■ Task prompt: Pick out the lines below with "Environmental" and list them.

■ Dataset rows:
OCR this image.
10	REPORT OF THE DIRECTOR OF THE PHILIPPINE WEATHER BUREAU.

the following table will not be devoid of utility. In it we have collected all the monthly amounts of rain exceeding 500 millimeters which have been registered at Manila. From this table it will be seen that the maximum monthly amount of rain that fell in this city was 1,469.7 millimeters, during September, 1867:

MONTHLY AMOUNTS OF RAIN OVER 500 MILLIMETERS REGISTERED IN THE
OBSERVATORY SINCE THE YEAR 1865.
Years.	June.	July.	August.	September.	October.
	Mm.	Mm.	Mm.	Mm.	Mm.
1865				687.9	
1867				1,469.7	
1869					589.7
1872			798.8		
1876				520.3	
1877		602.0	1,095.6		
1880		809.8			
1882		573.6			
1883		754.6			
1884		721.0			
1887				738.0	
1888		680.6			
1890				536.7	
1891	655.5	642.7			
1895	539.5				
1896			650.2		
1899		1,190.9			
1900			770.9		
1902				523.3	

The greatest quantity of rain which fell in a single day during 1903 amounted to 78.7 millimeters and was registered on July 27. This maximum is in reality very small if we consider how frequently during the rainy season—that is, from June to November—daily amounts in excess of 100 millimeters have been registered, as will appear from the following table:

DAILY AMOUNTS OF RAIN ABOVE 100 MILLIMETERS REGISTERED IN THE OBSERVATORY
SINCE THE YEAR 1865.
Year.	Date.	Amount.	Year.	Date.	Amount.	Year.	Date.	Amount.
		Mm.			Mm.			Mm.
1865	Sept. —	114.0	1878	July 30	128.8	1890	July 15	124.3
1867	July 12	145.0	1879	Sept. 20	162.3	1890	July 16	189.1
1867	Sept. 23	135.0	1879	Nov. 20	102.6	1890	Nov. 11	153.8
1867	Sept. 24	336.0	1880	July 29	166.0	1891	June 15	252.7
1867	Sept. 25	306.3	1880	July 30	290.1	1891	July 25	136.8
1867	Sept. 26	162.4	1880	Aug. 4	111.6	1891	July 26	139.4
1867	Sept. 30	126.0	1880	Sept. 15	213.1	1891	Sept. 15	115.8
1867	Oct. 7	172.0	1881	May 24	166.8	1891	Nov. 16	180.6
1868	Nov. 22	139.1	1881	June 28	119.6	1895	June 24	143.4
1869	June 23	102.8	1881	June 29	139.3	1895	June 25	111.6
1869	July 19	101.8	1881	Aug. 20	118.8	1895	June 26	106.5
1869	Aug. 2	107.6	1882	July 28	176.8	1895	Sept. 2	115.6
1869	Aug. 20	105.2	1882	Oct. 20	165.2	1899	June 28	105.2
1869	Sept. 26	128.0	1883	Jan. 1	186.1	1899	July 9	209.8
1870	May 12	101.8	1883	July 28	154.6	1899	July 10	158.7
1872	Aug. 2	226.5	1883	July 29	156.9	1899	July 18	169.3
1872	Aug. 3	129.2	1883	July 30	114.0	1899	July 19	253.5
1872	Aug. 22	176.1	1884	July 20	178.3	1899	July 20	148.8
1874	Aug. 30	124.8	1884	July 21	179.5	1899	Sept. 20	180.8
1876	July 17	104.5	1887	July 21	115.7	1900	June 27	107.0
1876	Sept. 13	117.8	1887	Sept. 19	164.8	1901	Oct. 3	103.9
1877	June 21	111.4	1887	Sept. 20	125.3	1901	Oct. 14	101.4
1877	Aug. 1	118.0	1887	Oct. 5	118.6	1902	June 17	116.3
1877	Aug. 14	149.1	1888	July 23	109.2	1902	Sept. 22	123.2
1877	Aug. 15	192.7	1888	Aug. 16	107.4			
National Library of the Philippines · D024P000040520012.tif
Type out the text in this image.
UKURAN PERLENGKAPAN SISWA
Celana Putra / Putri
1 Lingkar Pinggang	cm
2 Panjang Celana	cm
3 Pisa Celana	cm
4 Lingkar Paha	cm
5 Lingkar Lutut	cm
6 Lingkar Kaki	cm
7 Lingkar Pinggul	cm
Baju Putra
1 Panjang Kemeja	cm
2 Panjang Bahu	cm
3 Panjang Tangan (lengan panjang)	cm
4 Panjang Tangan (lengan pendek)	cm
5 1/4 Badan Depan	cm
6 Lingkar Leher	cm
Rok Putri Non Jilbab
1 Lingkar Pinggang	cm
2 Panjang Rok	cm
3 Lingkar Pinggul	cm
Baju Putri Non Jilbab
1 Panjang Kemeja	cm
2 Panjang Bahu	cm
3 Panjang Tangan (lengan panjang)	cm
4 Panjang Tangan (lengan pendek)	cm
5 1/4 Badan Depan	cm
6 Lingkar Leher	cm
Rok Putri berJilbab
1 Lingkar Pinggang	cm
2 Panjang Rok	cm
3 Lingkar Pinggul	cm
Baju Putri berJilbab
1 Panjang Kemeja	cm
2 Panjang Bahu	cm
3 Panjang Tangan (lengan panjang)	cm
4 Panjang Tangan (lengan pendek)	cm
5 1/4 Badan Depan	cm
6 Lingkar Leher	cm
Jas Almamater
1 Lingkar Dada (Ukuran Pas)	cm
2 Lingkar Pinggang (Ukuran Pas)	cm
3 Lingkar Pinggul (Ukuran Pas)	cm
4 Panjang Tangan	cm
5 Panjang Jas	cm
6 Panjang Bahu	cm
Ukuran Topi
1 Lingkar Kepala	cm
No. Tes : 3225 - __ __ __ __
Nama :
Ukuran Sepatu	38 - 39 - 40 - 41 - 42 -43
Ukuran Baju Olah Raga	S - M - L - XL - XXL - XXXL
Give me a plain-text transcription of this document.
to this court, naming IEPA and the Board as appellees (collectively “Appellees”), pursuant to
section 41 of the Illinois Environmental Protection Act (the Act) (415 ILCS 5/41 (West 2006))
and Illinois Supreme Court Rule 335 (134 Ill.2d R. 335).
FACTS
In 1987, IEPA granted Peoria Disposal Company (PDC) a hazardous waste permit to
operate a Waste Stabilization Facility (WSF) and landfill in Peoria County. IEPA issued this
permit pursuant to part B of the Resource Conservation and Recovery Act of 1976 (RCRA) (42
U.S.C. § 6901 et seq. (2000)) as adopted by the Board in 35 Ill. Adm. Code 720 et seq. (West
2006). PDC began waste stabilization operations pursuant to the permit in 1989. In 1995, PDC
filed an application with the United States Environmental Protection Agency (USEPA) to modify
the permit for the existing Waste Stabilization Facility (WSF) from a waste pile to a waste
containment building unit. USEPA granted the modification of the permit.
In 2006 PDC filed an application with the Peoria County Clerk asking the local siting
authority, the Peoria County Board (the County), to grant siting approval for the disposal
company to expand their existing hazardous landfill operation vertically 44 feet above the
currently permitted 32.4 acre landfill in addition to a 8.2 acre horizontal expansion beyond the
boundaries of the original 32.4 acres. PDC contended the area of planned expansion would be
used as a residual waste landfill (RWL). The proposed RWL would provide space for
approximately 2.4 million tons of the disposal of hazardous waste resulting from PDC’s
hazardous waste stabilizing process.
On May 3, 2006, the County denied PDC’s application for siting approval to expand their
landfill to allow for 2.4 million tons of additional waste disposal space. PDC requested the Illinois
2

■ Output of the exercise:
section 41 of the Illinois Environmental Protection Act (the Act) (415 ILCS 5/41 (West 2006))
filed an application with the United States Environmental Protection Agency (USEPA) to modify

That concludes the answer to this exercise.